Directions:
Check every line of the data below for the string "本地磁盘", and copy the ones that hold it.

Records for processing:
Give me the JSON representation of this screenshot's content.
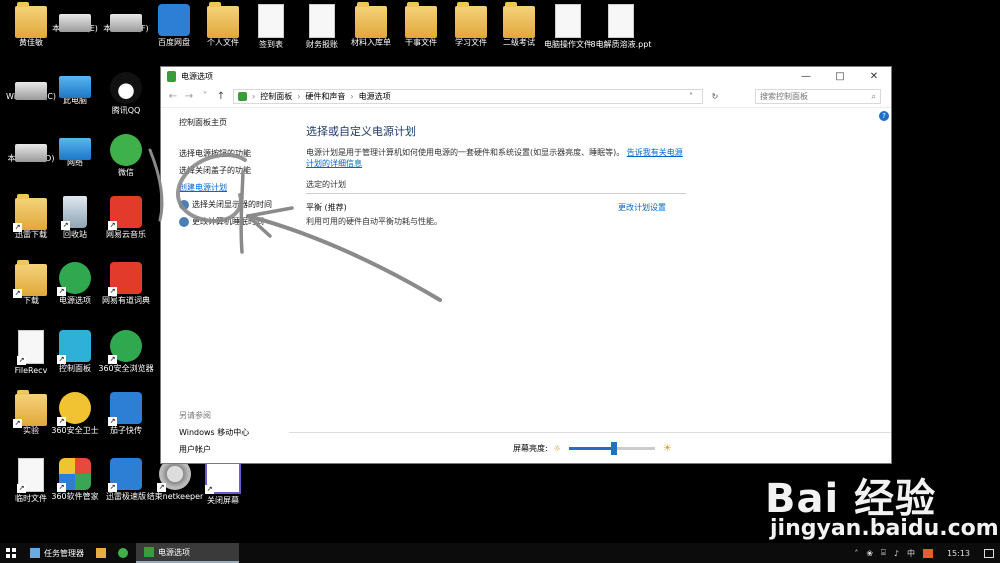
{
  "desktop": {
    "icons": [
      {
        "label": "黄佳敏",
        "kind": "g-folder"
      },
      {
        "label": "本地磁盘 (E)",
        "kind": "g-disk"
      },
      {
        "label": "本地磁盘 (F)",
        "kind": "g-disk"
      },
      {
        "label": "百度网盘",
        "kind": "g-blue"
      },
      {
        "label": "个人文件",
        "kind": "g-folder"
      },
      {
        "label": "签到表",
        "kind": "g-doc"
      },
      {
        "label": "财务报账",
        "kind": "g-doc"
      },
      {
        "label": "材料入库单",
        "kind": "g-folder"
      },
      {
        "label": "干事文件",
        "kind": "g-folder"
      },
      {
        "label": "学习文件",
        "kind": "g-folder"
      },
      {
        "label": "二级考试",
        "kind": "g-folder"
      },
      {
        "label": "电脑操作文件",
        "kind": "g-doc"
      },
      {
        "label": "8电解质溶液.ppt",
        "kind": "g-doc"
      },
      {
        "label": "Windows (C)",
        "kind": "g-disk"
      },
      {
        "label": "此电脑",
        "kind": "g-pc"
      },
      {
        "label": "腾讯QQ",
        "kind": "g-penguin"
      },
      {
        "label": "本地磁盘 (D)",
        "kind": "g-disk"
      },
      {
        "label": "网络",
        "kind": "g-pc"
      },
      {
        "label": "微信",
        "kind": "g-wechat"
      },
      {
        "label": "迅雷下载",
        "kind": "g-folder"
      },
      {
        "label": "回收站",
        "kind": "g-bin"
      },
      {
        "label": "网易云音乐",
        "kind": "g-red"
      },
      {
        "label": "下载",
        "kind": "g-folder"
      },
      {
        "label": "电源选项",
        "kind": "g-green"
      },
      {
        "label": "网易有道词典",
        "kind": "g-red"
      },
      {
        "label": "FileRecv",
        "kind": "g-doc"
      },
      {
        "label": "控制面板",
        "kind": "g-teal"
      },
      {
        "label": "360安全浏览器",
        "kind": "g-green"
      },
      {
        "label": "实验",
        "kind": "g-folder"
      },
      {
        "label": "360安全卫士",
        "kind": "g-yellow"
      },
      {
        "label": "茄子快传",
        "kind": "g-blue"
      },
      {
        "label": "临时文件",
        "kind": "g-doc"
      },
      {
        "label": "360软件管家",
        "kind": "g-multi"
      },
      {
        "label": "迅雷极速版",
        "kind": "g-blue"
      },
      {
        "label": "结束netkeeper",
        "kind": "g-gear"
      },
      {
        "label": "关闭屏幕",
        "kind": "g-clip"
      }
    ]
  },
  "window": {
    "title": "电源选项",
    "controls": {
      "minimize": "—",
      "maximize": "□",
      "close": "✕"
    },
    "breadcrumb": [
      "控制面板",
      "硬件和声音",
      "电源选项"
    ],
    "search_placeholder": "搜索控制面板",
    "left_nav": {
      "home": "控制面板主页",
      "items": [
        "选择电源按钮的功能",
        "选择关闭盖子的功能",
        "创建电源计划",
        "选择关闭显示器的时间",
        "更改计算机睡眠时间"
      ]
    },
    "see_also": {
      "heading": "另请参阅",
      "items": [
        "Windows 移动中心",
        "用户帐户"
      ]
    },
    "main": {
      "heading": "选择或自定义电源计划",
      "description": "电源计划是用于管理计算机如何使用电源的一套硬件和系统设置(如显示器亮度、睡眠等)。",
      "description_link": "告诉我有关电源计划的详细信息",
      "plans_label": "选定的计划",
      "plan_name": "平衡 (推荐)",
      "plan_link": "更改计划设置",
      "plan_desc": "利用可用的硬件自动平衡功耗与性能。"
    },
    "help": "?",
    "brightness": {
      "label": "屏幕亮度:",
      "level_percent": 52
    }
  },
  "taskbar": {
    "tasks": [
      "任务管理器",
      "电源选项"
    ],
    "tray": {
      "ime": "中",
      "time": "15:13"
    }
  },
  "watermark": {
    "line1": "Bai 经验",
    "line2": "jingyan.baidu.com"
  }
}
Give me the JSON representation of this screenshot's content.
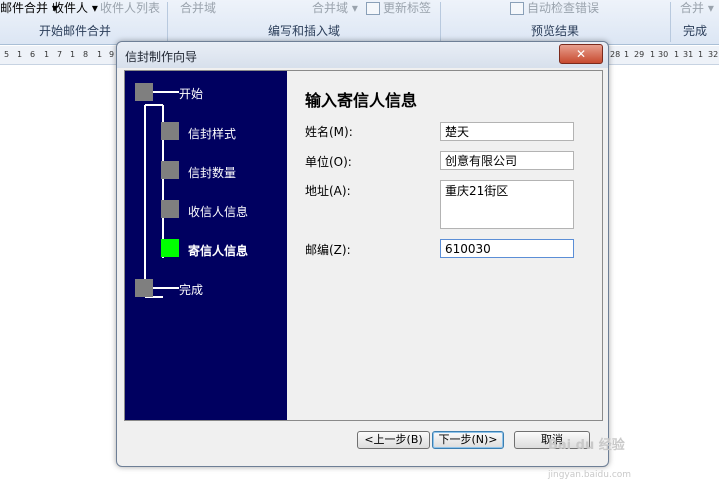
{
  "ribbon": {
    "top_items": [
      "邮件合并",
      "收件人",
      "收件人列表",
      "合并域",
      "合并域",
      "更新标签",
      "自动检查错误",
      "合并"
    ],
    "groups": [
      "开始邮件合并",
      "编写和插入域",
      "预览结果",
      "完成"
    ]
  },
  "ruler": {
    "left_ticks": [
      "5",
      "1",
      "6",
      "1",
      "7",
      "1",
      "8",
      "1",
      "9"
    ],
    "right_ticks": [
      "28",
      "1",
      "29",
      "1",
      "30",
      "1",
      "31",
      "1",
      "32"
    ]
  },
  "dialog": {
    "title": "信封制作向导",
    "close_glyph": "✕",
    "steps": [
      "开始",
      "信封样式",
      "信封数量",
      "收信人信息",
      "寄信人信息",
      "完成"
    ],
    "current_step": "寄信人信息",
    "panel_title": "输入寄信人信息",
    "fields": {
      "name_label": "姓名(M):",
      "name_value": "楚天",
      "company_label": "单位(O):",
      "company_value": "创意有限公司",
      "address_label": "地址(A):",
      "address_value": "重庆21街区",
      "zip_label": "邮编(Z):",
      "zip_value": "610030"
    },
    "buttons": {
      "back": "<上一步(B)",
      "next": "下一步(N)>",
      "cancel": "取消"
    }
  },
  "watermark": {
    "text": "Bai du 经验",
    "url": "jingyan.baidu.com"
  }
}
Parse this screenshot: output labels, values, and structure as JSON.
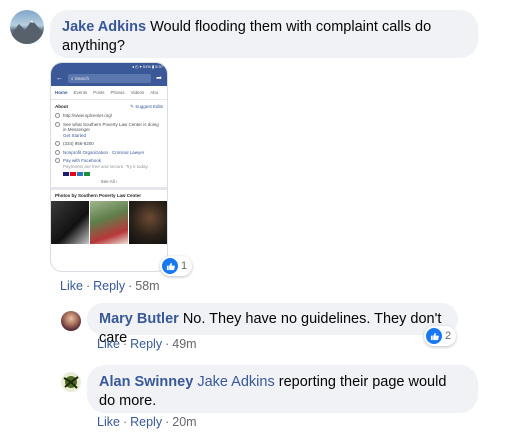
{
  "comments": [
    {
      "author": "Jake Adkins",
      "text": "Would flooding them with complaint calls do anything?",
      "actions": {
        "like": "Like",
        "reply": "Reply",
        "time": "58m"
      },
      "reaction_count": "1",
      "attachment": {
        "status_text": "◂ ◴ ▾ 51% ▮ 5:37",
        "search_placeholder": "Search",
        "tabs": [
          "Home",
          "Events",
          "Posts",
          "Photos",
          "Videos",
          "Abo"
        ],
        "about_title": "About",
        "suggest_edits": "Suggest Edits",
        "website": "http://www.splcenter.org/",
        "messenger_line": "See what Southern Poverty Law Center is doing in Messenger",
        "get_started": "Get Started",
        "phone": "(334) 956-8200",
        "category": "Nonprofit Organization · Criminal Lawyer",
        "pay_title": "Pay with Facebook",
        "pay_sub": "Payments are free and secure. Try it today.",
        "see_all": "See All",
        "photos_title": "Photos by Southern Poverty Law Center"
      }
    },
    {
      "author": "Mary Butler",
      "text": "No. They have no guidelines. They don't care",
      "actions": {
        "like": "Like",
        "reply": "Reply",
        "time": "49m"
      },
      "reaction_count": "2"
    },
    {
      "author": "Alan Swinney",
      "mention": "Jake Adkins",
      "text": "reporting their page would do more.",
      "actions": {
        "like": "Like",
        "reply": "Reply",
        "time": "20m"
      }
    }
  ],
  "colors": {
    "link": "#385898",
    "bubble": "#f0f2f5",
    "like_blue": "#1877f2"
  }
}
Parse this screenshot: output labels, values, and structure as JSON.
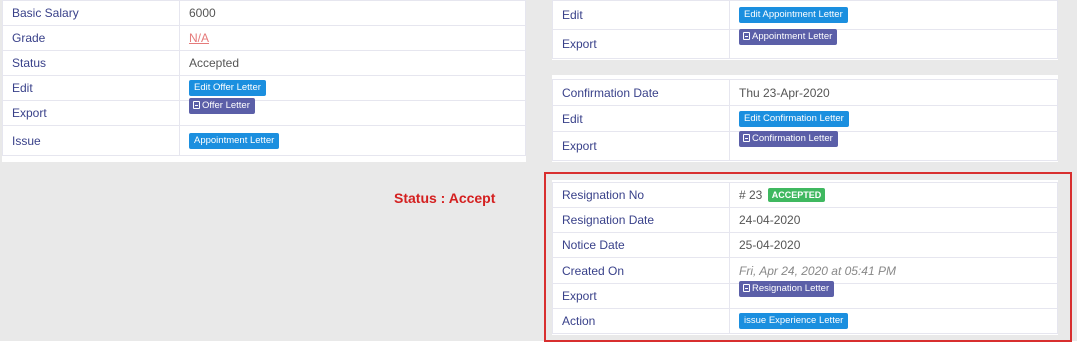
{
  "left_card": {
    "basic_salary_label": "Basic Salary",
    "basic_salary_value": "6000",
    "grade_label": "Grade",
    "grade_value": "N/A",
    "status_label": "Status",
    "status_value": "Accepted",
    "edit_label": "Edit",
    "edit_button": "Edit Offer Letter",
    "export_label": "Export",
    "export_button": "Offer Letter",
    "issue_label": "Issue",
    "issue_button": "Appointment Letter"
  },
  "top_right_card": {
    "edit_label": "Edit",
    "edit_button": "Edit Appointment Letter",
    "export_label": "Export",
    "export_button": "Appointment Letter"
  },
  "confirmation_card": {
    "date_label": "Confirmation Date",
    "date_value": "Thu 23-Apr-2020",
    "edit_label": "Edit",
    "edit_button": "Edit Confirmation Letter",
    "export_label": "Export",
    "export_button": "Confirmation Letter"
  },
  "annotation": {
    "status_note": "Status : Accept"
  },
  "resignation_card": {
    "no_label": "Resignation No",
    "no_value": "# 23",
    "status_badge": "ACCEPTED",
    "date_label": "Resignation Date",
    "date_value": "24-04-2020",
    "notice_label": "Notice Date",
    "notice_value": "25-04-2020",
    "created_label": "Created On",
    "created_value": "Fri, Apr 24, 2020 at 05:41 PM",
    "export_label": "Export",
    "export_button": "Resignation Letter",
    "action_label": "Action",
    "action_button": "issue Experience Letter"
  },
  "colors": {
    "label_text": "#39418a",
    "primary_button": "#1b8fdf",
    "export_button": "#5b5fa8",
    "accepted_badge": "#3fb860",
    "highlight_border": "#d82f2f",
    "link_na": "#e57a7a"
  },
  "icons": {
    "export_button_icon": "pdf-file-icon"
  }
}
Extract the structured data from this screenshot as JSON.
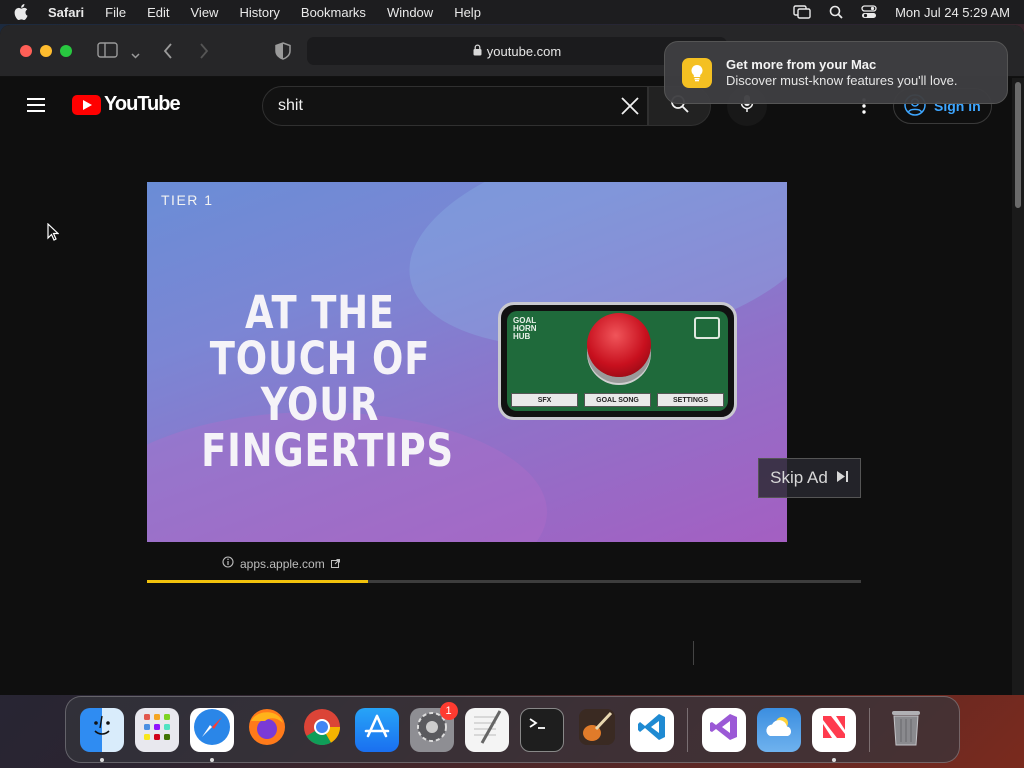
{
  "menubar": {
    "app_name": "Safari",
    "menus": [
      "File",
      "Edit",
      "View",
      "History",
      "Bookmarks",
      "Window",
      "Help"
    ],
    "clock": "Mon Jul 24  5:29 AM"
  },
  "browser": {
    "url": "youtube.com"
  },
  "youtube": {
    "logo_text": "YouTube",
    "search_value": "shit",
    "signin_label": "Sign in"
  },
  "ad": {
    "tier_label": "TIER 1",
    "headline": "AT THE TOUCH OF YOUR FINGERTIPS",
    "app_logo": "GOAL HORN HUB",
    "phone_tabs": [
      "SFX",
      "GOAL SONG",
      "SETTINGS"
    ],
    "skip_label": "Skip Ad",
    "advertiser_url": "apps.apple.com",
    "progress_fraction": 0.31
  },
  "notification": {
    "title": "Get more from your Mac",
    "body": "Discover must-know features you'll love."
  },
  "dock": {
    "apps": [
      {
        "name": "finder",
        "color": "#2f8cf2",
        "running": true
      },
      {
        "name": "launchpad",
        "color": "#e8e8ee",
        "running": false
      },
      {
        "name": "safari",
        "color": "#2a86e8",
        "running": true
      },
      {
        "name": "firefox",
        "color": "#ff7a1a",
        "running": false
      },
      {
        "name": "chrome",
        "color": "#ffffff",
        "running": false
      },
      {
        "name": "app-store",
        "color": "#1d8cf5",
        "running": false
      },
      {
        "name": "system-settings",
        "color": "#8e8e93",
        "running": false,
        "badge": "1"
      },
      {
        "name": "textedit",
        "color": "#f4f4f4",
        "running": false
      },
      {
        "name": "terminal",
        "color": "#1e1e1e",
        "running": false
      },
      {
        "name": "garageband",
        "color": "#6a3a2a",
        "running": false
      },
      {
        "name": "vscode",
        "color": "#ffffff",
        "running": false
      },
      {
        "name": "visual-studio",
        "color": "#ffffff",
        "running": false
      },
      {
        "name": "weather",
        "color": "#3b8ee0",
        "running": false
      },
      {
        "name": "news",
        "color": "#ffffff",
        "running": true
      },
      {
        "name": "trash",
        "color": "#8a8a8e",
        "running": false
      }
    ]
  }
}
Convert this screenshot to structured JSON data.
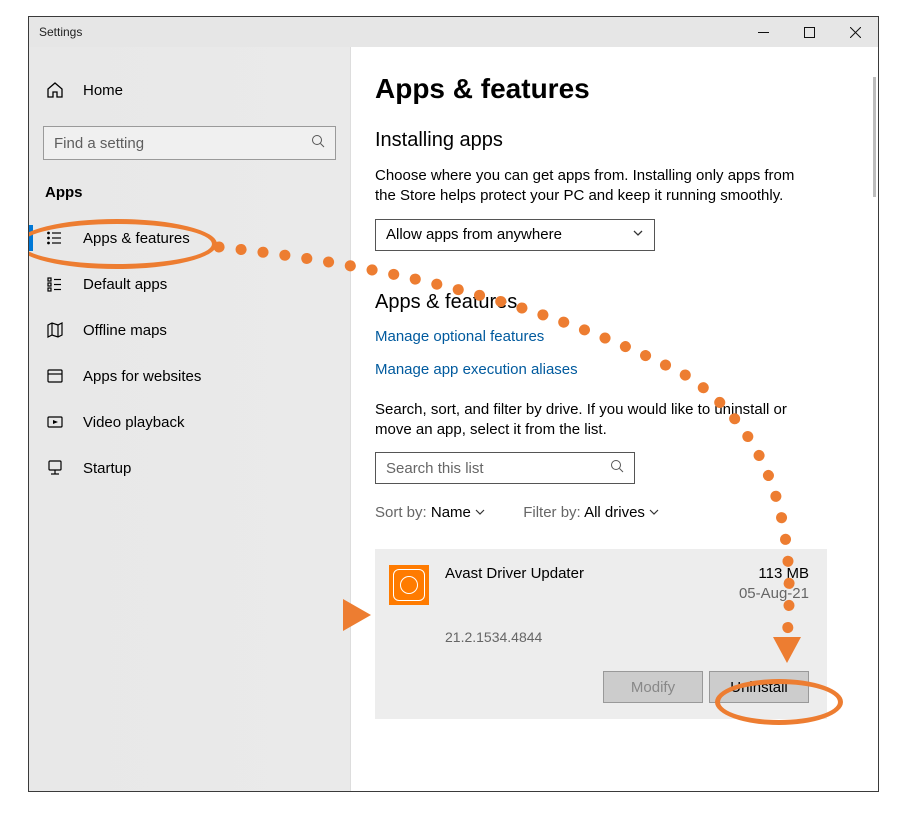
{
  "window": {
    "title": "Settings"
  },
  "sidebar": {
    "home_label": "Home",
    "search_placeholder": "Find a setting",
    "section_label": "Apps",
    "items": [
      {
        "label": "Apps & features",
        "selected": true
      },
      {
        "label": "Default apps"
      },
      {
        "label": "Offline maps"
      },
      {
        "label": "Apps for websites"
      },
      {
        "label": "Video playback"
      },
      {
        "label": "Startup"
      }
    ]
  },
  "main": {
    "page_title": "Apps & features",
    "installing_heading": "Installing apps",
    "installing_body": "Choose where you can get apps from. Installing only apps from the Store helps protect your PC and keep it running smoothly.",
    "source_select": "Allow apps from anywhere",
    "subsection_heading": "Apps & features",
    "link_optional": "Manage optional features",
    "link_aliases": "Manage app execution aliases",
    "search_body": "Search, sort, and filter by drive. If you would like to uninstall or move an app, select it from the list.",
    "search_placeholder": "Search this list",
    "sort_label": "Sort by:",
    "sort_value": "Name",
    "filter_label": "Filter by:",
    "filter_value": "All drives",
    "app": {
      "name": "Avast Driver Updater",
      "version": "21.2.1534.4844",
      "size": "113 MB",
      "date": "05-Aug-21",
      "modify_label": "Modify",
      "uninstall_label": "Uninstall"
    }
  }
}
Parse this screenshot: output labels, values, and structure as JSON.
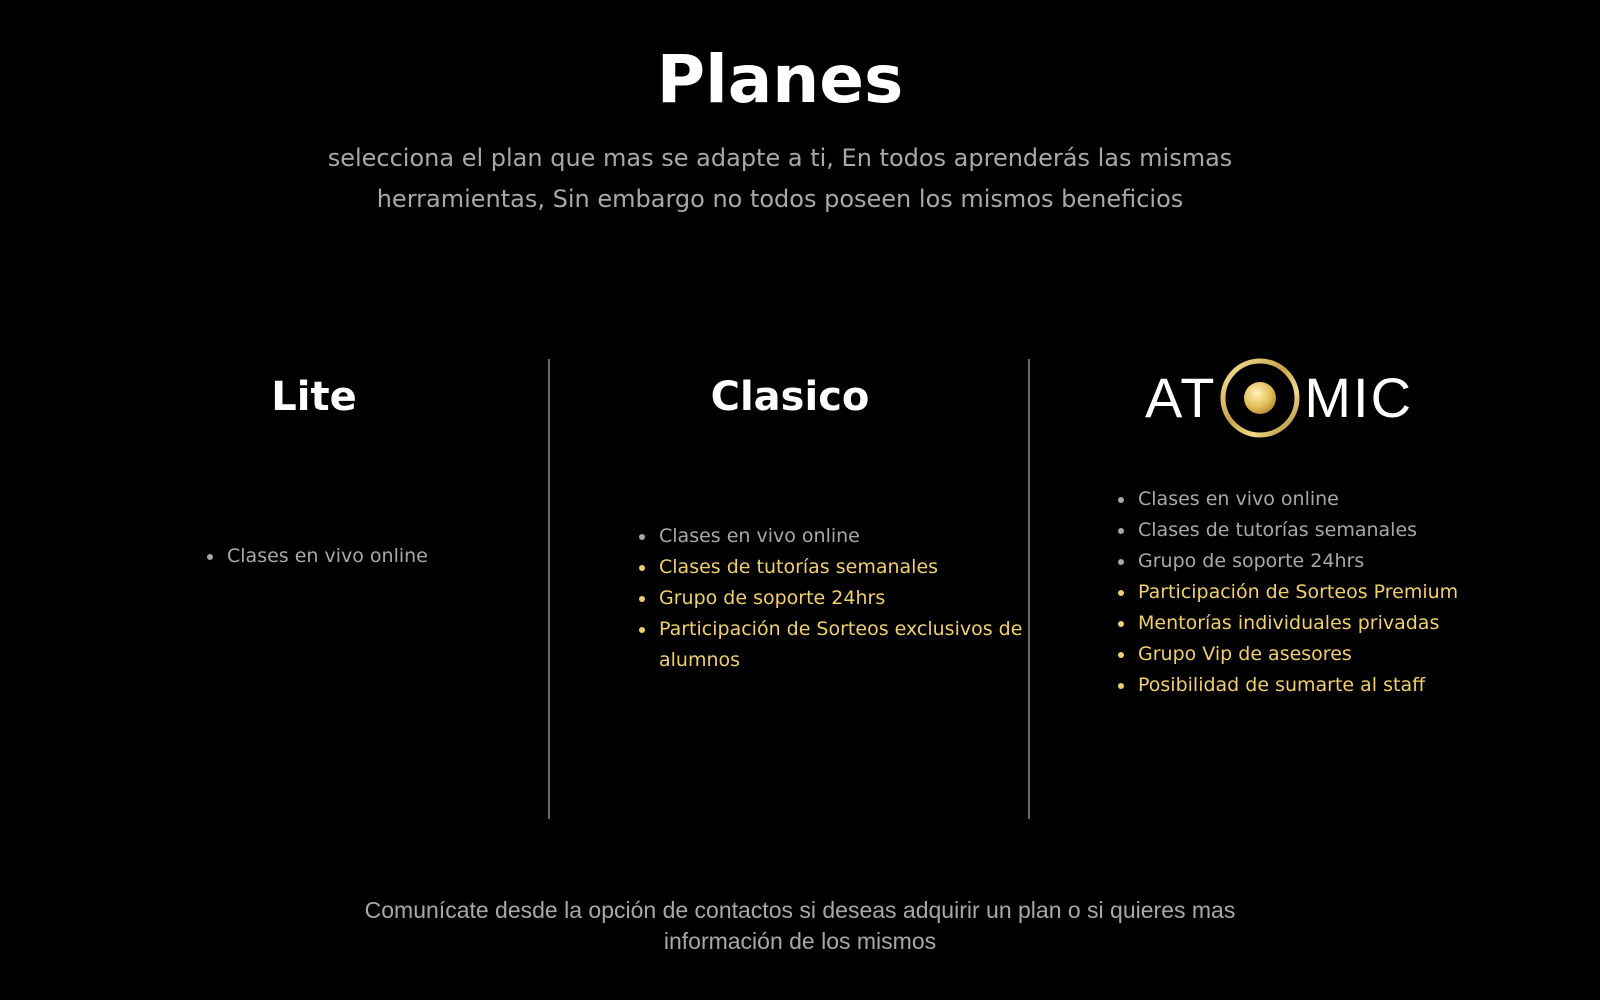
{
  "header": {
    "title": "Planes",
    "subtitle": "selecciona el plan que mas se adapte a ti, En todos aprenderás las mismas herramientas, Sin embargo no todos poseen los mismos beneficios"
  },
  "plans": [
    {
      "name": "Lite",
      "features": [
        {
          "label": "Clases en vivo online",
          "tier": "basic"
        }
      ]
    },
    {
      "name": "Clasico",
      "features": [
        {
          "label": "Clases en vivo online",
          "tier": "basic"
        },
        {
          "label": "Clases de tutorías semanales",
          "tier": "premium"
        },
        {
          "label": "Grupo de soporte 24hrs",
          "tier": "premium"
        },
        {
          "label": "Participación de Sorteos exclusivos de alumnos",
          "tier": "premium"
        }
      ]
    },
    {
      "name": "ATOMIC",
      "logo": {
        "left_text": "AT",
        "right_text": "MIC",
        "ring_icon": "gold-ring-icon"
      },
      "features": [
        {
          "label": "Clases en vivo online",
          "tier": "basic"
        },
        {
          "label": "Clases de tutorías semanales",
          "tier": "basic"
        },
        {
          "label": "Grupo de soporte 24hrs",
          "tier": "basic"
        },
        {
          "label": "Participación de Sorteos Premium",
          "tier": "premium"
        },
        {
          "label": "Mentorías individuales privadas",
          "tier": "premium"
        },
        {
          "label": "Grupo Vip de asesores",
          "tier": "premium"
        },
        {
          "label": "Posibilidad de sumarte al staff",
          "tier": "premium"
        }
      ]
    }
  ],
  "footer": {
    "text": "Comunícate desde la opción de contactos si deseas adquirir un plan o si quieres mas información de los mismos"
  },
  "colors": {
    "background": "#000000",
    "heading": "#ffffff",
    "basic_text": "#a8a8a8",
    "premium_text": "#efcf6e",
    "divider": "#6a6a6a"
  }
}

Task solution:
        "label": "本地磁盘 (E)",
        "label": "本地磁盘 (F)",
        "label": "本地磁盘 (D)",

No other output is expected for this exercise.